═════ Provided entries ═════

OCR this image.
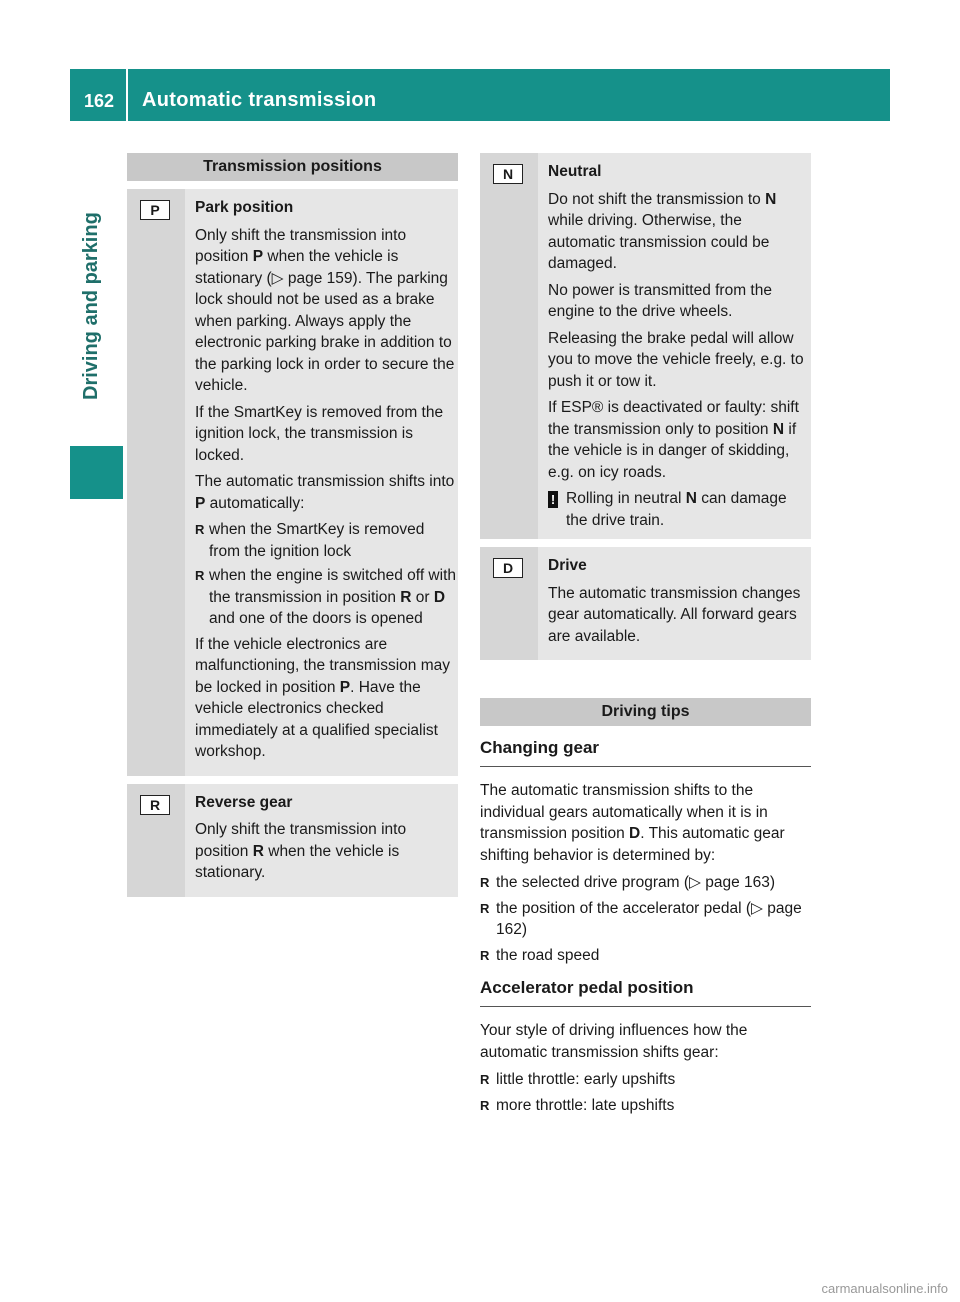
162 Automatic transmission
Driving and parking
Transmission positions
P	Park position

Only shift the transmission into position P when the vehicle is stationary (▷ page 159). The parking lock should not be used as a brake when parking. Always apply the electronic parking brake in addition to the parking lock in order to secure the vehicle.

If the SmartKey is removed from the ignition lock, the transmission is locked.

The automatic transmission shifts into P automatically:

R when the SmartKey is removed from the ignition lock
R when the engine is switched off with the transmission in position R or D and one of the doors is opened

If the vehicle electronics are malfunctioning, the transmission may be locked in position P. Have the vehicle electronics checked immediately at a qualified specialist workshop.

R	Reverse gear

Only shift the transmission into position R when the vehicle is stationary.

N	Neutral

Do not shift the transmission to N while driving. Otherwise, the automatic transmission could be damaged.

No power is transmitted from the engine to the drive wheels.

Releasing the brake pedal will allow you to move the vehicle freely, e.g. to push it or tow it.

If ESP® is deactivated or faulty: shift the transmission only to position N if the vehicle is in danger of skidding, e.g. on icy roads.

! Rolling in neutral N can damage the drive train.
D	Drive

The automatic transmission changes gear automatically. All forward gears are available.

Driving tips
Changing gear

The automatic transmission shifts to the individual gears automatically when it is in transmission position D. This automatic gear shifting behavior is determined by:

R the selected drive program (▷ page 163)
R the position of the accelerator pedal (▷ page 162)
R the road speed
Accelerator pedal position

Your style of driving influences how the automatic transmission shifts gear:

R little throttle: early upshifts
R more throttle: late upshifts
carmanualsonline.info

═════

Exercise goal
From the data above, write out everything exactly except the pictures.

Answer to the task
OCR this image.
162 Automatic transmission
Driving and parking
Transmission positions
P	Park position

Only shift the transmission into position P when the vehicle is stationary (▷ page 159). The parking lock should not be used as a brake when parking. Always apply the electronic parking brake in addition to the parking lock in order to secure the vehicle.

If the SmartKey is removed from the ignition lock, the transmission is locked.

The automatic transmission shifts into P automatically:

R when the SmartKey is removed from the ignition lock
R when the engine is switched off with the transmission in position R or D and one of the doors is opened

If the vehicle electronics are malfunctioning, the transmission may be locked in position P. Have the vehicle electronics checked immediately at a qualified specialist workshop.

R	Reverse gear

Only shift the transmission into position R when the vehicle is stationary.

N	Neutral

Do not shift the transmission to N while driving. Otherwise, the automatic transmission could be damaged.

No power is transmitted from the engine to the drive wheels.

Releasing the brake pedal will allow you to move the vehicle freely, e.g. to push it or tow it.

If ESP® is deactivated or faulty: shift the transmission only to position N if the vehicle is in danger of skidding, e.g. on icy roads.

! Rolling in neutral N can damage the drive train.
D	Drive

The automatic transmission changes gear automatically. All forward gears are available.

Driving tips
Changing gear

The automatic transmission shifts to the individual gears automatically when it is in transmission position D. This automatic gear shifting behavior is determined by:

R the selected drive program (▷ page 163)
R the position of the accelerator pedal (▷ page 162)
R the road speed
Accelerator pedal position

Your style of driving influences how the automatic transmission shifts gear:

R little throttle: early upshifts
R more throttle: late upshifts
carmanualsonline.info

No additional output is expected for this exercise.